Work item:
Leave every image out, and print the remaining lines below exactly.

Provided material:
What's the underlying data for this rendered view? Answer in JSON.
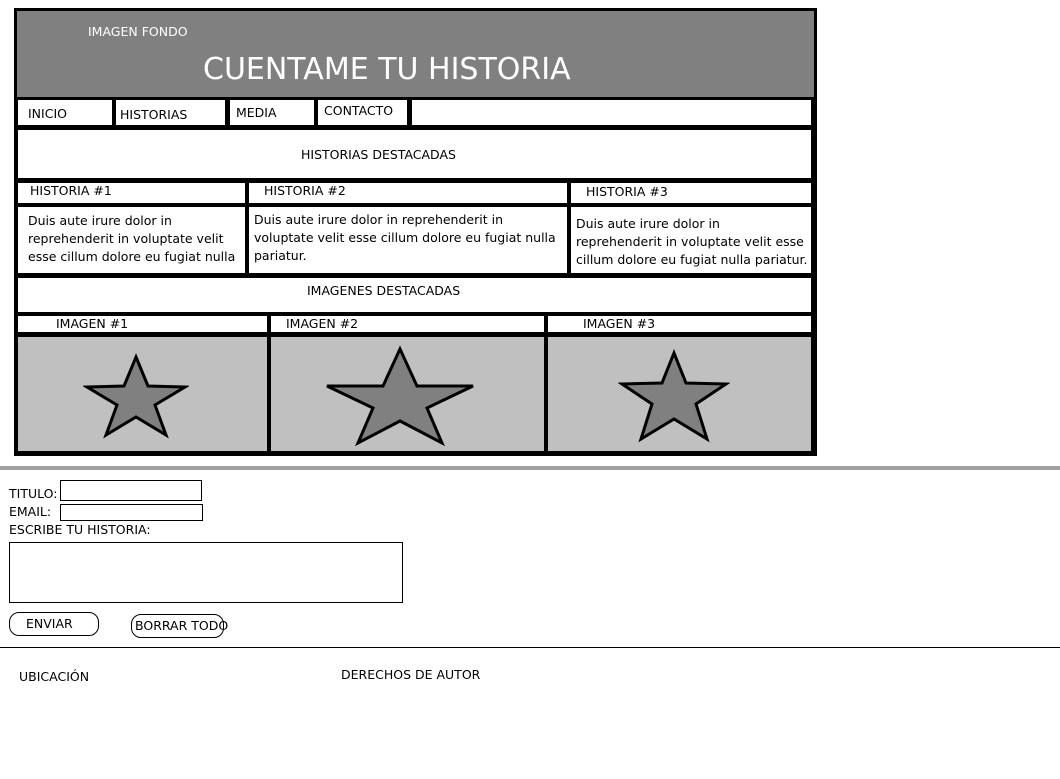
{
  "header": {
    "background_label": "IMAGEN FONDO",
    "title": "CUENTAME TU HISTORIA"
  },
  "nav": {
    "items": [
      "INICIO",
      "HISTORIAS",
      "MEDIA",
      "CONTACTO"
    ]
  },
  "featured_stories": {
    "heading": "HISTORIAS DESTACADAS",
    "stories": [
      {
        "title": "HISTORIA #1",
        "text": "Duis aute irure dolor in reprehenderit in voluptate velit esse cillum dolore eu fugiat nulla"
      },
      {
        "title": "HISTORIA #2",
        "text": "Duis aute irure dolor in reprehenderit in voluptate velit esse cillum dolore eu fugiat nulla pariatur."
      },
      {
        "title": "HISTORIA #3",
        "text": "Duis aute irure dolor in reprehenderit in voluptate velit esse cillum dolore eu fugiat nulla pariatur."
      }
    ]
  },
  "featured_images": {
    "heading": "IMAGENES DESTACADAS",
    "images": [
      {
        "title": "IMAGEN #1",
        "icon": "star-icon"
      },
      {
        "title": "IMAGEN #2",
        "icon": "star-icon"
      },
      {
        "title": "IMAGEN #3",
        "icon": "star-icon"
      }
    ]
  },
  "form": {
    "title_label": "TITULO:",
    "email_label": "EMAIL:",
    "story_label": "ESCRIBE TU HISTORIA:",
    "title_value": "",
    "email_value": "",
    "story_value": "",
    "submit_label": "ENVIAR",
    "clear_label": "BORRAR TODO"
  },
  "footer": {
    "location": "UBICACIÓN",
    "copyright": "DERECHOS DE AUTOR"
  },
  "colors": {
    "header_bg": "#808080",
    "image_bg": "#c0c0c0",
    "star_fill": "#808080"
  }
}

Reply to the task:
What's the underlying data for this rendered view? Answer in JSON.
{
  "header": {
    "background_label": "IMAGEN FONDO",
    "title": "CUENTAME TU HISTORIA"
  },
  "nav": {
    "items": [
      "INICIO",
      "HISTORIAS",
      "MEDIA",
      "CONTACTO"
    ]
  },
  "featured_stories": {
    "heading": "HISTORIAS DESTACADAS",
    "stories": [
      {
        "title": "HISTORIA #1",
        "text": "Duis aute irure dolor in reprehenderit in voluptate velit esse cillum dolore eu fugiat nulla"
      },
      {
        "title": "HISTORIA #2",
        "text": "Duis aute irure dolor in reprehenderit in voluptate velit esse cillum dolore eu fugiat nulla pariatur."
      },
      {
        "title": "HISTORIA #3",
        "text": "Duis aute irure dolor in reprehenderit in voluptate velit esse cillum dolore eu fugiat nulla pariatur."
      }
    ]
  },
  "featured_images": {
    "heading": "IMAGENES DESTACADAS",
    "images": [
      {
        "title": "IMAGEN #1",
        "icon": "star-icon"
      },
      {
        "title": "IMAGEN #2",
        "icon": "star-icon"
      },
      {
        "title": "IMAGEN #3",
        "icon": "star-icon"
      }
    ]
  },
  "form": {
    "title_label": "TITULO:",
    "email_label": "EMAIL:",
    "story_label": "ESCRIBE TU HISTORIA:",
    "title_value": "",
    "email_value": "",
    "story_value": "",
    "submit_label": "ENVIAR",
    "clear_label": "BORRAR TODO"
  },
  "footer": {
    "location": "UBICACIÓN",
    "copyright": "DERECHOS DE AUTOR"
  },
  "colors": {
    "header_bg": "#808080",
    "image_bg": "#c0c0c0",
    "star_fill": "#808080"
  }
}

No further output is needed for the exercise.